- **Problem requirements**
Where a line contains the word "number", copy that line.

- **Given data**
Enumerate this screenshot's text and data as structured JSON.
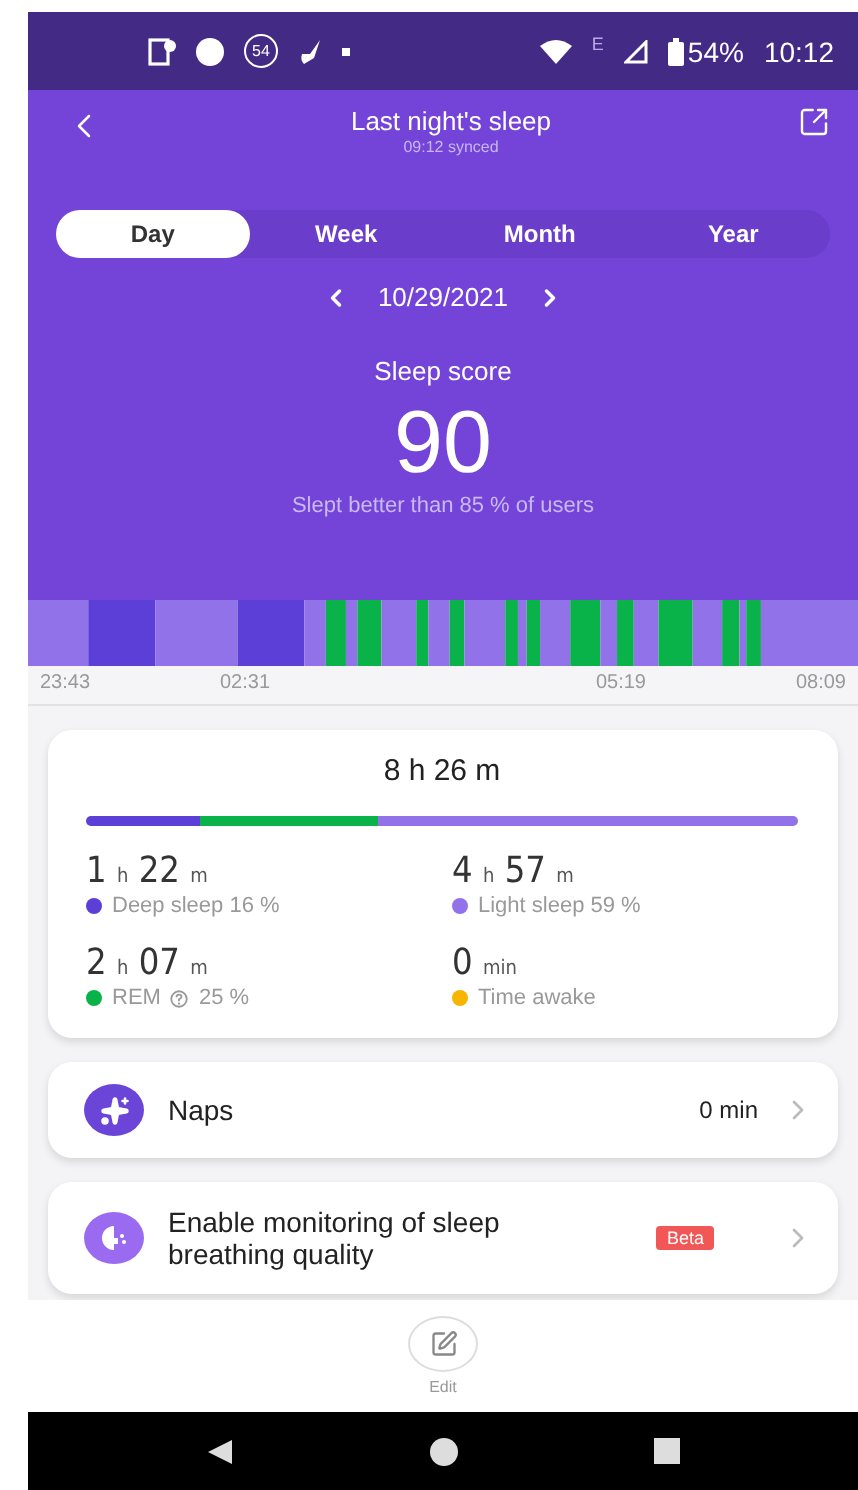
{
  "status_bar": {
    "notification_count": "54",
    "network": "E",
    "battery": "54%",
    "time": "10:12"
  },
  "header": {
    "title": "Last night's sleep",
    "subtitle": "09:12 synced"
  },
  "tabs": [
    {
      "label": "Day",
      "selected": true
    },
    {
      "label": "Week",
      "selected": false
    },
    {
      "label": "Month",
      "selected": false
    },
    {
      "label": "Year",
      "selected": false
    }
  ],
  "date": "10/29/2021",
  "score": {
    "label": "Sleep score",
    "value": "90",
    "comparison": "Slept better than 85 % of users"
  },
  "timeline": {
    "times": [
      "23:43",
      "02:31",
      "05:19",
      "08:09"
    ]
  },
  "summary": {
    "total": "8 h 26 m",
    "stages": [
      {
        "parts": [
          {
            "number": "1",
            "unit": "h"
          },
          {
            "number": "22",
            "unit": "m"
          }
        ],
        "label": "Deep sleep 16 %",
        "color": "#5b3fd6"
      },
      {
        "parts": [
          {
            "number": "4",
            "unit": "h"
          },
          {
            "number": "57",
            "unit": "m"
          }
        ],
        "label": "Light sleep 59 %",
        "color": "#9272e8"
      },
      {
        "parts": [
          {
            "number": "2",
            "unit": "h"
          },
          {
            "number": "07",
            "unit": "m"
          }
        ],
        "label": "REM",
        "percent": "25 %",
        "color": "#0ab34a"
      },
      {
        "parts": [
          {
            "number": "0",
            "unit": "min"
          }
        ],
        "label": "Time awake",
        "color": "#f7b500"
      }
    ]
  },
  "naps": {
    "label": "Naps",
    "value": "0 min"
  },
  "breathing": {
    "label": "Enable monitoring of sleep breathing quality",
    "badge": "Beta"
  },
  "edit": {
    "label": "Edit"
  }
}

--

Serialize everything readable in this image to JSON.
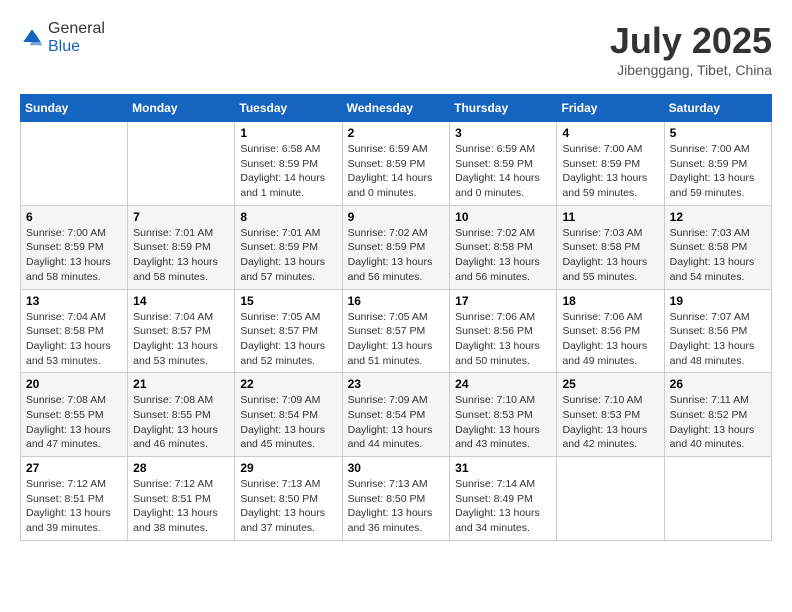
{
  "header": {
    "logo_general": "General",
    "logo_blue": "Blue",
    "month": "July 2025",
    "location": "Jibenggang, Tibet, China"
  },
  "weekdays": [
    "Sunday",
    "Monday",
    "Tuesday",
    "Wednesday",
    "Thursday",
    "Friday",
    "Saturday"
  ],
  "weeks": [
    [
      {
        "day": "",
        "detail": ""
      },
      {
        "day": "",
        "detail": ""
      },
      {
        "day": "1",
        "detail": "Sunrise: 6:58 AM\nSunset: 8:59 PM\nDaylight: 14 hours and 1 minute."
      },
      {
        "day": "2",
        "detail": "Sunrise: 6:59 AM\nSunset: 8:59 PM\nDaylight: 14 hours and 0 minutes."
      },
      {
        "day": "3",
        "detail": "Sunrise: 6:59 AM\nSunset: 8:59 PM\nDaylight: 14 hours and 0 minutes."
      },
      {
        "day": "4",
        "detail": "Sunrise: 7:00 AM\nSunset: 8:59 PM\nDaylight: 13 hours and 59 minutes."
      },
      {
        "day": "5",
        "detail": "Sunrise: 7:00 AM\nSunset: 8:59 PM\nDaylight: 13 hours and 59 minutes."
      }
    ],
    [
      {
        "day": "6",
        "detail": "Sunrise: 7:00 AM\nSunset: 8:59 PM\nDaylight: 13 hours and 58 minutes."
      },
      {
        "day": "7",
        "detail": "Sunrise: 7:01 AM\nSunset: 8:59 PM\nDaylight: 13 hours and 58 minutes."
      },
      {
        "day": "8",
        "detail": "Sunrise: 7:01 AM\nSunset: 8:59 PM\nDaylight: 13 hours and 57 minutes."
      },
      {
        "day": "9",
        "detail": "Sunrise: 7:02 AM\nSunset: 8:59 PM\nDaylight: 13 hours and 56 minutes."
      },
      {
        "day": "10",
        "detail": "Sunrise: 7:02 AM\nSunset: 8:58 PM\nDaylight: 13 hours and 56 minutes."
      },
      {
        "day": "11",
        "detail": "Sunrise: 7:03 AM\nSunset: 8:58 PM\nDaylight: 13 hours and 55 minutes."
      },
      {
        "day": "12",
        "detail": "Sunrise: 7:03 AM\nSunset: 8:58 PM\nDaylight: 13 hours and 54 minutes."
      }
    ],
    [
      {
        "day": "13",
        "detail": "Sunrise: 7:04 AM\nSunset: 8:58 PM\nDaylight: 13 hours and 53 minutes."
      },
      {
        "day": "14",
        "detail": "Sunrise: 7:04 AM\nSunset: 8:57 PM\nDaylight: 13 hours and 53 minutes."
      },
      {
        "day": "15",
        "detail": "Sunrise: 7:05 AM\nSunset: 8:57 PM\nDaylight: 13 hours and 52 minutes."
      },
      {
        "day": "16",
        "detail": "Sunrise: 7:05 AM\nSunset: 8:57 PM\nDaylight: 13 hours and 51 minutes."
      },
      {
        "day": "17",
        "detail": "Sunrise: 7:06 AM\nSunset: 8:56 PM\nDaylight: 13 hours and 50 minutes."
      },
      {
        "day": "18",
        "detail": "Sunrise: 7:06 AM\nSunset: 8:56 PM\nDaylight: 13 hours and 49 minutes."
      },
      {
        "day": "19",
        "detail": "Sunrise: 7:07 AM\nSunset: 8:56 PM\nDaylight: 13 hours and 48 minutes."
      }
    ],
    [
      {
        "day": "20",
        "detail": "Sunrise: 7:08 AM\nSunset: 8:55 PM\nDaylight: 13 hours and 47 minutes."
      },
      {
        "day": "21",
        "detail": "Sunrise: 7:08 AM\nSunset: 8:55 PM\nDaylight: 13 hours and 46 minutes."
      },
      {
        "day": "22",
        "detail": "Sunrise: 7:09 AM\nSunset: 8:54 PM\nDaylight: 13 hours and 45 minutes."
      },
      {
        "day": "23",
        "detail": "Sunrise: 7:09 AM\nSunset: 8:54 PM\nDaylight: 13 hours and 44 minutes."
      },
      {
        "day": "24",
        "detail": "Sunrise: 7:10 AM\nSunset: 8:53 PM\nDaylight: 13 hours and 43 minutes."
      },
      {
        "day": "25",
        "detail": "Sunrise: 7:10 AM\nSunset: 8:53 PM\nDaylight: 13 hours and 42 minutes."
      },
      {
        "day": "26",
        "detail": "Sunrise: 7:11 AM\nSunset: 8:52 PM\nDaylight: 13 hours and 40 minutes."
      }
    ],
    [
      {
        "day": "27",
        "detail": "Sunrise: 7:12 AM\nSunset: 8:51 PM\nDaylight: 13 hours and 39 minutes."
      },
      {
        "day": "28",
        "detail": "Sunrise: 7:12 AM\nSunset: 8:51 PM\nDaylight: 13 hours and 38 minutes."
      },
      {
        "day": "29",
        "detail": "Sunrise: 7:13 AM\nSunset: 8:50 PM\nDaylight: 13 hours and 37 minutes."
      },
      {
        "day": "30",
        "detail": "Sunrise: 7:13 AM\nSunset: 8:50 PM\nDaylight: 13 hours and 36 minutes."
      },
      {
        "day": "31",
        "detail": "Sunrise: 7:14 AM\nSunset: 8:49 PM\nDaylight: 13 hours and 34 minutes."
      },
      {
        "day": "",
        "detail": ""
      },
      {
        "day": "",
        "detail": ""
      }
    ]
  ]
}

- **Written response**
            "number": "1",
            "number": "22",
            "number": "4",
            "number": "57",
            "number": "2",
            "number": "07",
            "number": "0",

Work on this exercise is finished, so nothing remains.